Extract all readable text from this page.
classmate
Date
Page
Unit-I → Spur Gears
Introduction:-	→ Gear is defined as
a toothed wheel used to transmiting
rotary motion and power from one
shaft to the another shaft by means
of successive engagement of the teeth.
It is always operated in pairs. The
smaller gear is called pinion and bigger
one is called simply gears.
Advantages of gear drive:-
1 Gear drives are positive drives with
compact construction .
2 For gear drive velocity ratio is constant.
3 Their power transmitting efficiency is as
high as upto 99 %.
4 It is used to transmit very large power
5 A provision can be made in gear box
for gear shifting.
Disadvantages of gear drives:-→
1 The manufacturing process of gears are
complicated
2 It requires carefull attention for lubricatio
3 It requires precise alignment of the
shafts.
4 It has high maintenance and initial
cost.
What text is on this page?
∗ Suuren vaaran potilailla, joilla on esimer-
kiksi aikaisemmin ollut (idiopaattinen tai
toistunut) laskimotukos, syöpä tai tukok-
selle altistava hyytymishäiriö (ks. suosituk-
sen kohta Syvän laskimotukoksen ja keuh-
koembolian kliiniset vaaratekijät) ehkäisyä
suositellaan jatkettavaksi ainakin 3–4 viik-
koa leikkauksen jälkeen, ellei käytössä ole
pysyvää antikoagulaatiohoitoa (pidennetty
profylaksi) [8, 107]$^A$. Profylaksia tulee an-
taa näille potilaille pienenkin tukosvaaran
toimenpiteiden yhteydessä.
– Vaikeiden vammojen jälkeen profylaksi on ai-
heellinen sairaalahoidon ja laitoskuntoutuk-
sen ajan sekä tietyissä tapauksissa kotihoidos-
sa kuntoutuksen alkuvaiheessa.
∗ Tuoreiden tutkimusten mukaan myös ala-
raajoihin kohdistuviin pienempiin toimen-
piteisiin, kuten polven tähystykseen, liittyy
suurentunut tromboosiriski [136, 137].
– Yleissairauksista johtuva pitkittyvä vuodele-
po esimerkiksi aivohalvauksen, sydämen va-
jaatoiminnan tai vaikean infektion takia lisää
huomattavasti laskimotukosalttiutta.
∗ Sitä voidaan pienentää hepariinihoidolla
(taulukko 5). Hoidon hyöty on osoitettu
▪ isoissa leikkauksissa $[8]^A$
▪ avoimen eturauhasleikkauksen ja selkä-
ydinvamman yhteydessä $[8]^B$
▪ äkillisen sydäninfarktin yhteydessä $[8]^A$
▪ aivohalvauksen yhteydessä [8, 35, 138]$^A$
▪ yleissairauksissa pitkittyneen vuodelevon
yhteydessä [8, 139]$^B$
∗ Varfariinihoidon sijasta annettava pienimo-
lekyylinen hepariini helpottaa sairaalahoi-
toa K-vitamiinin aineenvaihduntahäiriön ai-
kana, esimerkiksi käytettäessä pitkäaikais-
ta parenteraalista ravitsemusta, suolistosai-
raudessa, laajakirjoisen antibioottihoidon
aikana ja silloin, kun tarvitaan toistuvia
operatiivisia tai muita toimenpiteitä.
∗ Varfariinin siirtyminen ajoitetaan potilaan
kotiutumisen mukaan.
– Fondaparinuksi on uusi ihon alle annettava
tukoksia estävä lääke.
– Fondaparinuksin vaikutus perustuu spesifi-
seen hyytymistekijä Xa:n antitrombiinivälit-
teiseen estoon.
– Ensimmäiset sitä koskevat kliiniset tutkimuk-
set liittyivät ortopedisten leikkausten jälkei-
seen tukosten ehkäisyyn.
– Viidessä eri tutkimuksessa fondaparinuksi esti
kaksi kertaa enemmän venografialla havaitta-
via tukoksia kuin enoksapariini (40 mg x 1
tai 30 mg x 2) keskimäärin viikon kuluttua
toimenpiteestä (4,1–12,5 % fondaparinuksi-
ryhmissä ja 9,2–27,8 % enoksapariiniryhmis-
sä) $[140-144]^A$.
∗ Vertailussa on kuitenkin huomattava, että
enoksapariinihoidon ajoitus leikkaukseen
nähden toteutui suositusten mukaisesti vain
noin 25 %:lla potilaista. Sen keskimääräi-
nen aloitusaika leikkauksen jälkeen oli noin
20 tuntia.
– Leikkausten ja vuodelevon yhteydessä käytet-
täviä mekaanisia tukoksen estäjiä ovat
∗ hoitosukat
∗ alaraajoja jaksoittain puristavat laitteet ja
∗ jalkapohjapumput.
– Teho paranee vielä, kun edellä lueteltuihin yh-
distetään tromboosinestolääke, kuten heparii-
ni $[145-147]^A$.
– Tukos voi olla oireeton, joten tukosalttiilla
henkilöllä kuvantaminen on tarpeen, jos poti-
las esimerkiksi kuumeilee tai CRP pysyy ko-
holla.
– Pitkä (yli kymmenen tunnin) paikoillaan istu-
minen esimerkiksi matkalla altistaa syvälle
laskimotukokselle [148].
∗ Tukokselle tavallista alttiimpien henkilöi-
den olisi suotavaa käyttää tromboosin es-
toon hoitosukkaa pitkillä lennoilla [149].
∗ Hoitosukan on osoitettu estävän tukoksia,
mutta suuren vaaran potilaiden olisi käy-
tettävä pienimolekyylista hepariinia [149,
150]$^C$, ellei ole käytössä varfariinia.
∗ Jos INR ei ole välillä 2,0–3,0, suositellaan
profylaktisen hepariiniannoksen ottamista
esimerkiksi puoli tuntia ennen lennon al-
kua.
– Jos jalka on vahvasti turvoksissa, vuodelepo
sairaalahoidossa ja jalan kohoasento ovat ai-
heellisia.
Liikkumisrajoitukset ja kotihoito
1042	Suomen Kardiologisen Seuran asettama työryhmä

GOAL -
Extract all lines as given.

COMPLETED EXERCISE -
Extract all readable text from this page.
classmate
Date
Page
Unit-I → Spur Gears
Introduction:-	→ Gear is defined as
a toothed wheel used to transmiting
rotary motion and power from one
shaft to the another shaft by means
of successive engagement of the teeth.
It is always operated in pairs. The
smaller gear is called pinion and bigger
one is called simply gears.
Advantages of gear drive:-
1 Gear drives are positive drives with
compact construction .
2 For gear drive velocity ratio is constant.
3 Their power transmitting efficiency is as
high as upto 99 %.
4 It is used to transmit very large power
5 A provision can be made in gear box
for gear shifting.
Disadvantages of gear drives:-→
1 The manufacturing process of gears are
complicated
2 It requires carefull attention for lubricatio
3 It requires precise alignment of the
shafts.
4 It has high maintenance and initial
cost.
What text is on this page?
∗ Suuren vaaran potilailla, joilla on esimer-
kiksi aikaisemmin ollut (idiopaattinen tai
toistunut) laskimotukos, syöpä tai tukok-
selle altistava hyytymishäiriö (ks. suosituk-
sen kohta Syvän laskimotukoksen ja keuh-
koembolian kliiniset vaaratekijät) ehkäisyä
suositellaan jatkettavaksi ainakin 3–4 viik-
koa leikkauksen jälkeen, ellei käytössä ole
pysyvää antikoagulaatiohoitoa (pidennetty
profylaksi) [8, 107]$^A$. Profylaksia tulee an-
taa näille potilaille pienenkin tukosvaaran
toimenpiteiden yhteydessä.
– Vaikeiden vammojen jälkeen profylaksi on ai-
heellinen sairaalahoidon ja laitoskuntoutuk-
sen ajan sekä tietyissä tapauksissa kotihoidos-
sa kuntoutuksen alkuvaiheessa.
∗ Tuoreiden tutkimusten mukaan myös ala-
raajoihin kohdistuviin pienempiin toimen-
piteisiin, kuten polven tähystykseen, liittyy
suurentunut tromboosiriski [136, 137].
– Yleissairauksista johtuva pitkittyvä vuodele-
po esimerkiksi aivohalvauksen, sydämen va-
jaatoiminnan tai vaikean infektion takia lisää
huomattavasti laskimotukosalttiutta.
∗ Sitä voidaan pienentää hepariinihoidolla
(taulukko 5). Hoidon hyöty on osoitettu
▪ isoissa leikkauksissa $[8]^A$
▪ avoimen eturauhasleikkauksen ja selkä-
ydinvamman yhteydessä $[8]^B$
▪ äkillisen sydäninfarktin yhteydessä $[8]^A$
▪ aivohalvauksen yhteydessä [8, 35, 138]$^A$
▪ yleissairauksissa pitkittyneen vuodelevon
yhteydessä [8, 139]$^B$
∗ Varfariinihoidon sijasta annettava pienimo-
lekyylinen hepariini helpottaa sairaalahoi-
toa K-vitamiinin aineenvaihduntahäiriön ai-
kana, esimerkiksi käytettäessä pitkäaikais-
ta parenteraalista ravitsemusta, suolistosai-
raudessa, laajakirjoisen antibioottihoidon
aikana ja silloin, kun tarvitaan toistuvia
operatiivisia tai muita toimenpiteitä.
∗ Varfariinin siirtyminen ajoitetaan potilaan
kotiutumisen mukaan.
– Fondaparinuksi on uusi ihon alle annettava
tukoksia estävä lääke.
– Fondaparinuksin vaikutus perustuu spesifi-
seen hyytymistekijä Xa:n antitrombiinivälit-
teiseen estoon.
– Ensimmäiset sitä koskevat kliiniset tutkimuk-
set liittyivät ortopedisten leikkausten jälkei-
seen tukosten ehkäisyyn.
– Viidessä eri tutkimuksessa fondaparinuksi esti
kaksi kertaa enemmän venografialla havaitta-
via tukoksia kuin enoksapariini (40 mg x 1
tai 30 mg x 2) keskimäärin viikon kuluttua
toimenpiteestä (4,1–12,5 % fondaparinuksi-
ryhmissä ja 9,2–27,8 % enoksapariiniryhmis-
sä) $[140-144]^A$.
∗ Vertailussa on kuitenkin huomattava, että
enoksapariinihoidon ajoitus leikkaukseen
nähden toteutui suositusten mukaisesti vain
noin 25 %:lla potilaista. Sen keskimääräi-
nen aloitusaika leikkauksen jälkeen oli noin
20 tuntia.
– Leikkausten ja vuodelevon yhteydessä käytet-
täviä mekaanisia tukoksen estäjiä ovat
∗ hoitosukat
∗ alaraajoja jaksoittain puristavat laitteet ja
∗ jalkapohjapumput.
– Teho paranee vielä, kun edellä lueteltuihin yh-
distetään tromboosinestolääke, kuten heparii-
ni $[145-147]^A$.
– Tukos voi olla oireeton, joten tukosalttiilla
henkilöllä kuvantaminen on tarpeen, jos poti-
las esimerkiksi kuumeilee tai CRP pysyy ko-
holla.
– Pitkä (yli kymmenen tunnin) paikoillaan istu-
minen esimerkiksi matkalla altistaa syvälle
laskimotukokselle [148].
∗ Tukokselle tavallista alttiimpien henkilöi-
den olisi suotavaa käyttää tromboosin es-
toon hoitosukkaa pitkillä lennoilla [149].
∗ Hoitosukan on osoitettu estävän tukoksia,
mutta suuren vaaran potilaiden olisi käy-
tettävä pienimolekyylista hepariinia [149,
150]$^C$, ellei ole käytössä varfariinia.
∗ Jos INR ei ole välillä 2,0–3,0, suositellaan
profylaktisen hepariiniannoksen ottamista
esimerkiksi puoli tuntia ennen lennon al-
kua.
– Jos jalka on vahvasti turvoksissa, vuodelepo
sairaalahoidossa ja jalan kohoasento ovat ai-
heellisia.
Liikkumisrajoitukset ja kotihoito
1042	Suomen Kardiologisen Seuran asettama työryhmä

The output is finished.